* GOAL *
Extract each line of the records below that contains the word "речного".

[start RECORD EXTRACTS]

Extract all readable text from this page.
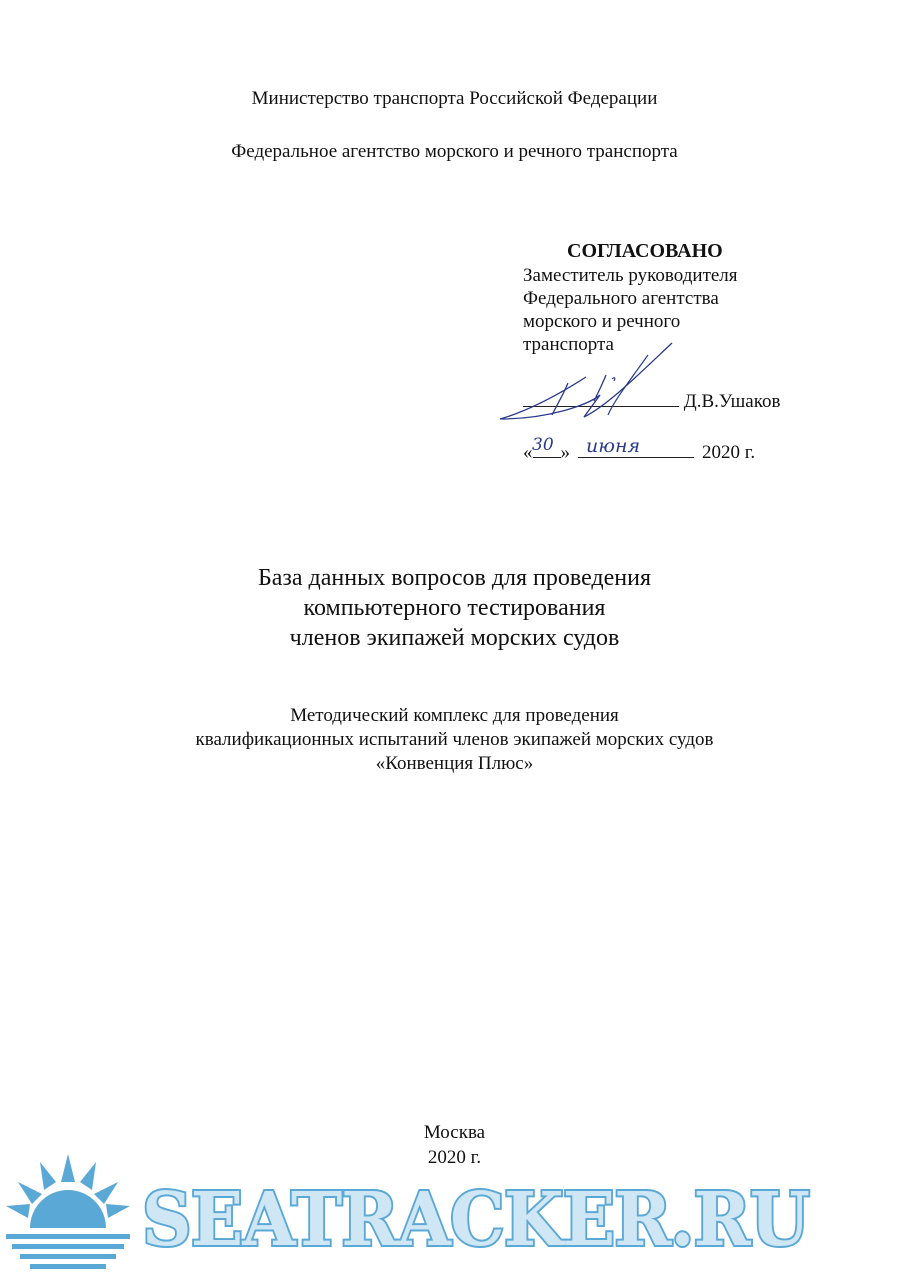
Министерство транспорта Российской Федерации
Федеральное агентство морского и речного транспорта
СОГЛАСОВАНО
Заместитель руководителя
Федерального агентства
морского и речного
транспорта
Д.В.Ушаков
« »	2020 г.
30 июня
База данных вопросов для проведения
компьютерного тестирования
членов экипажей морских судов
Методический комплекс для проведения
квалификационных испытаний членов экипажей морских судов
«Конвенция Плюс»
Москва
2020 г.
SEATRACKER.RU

[end RECORD EXTRACTS]

* REPLY TO THE TASK *
Федеральное агентство морского и речного транспорта
морского и речного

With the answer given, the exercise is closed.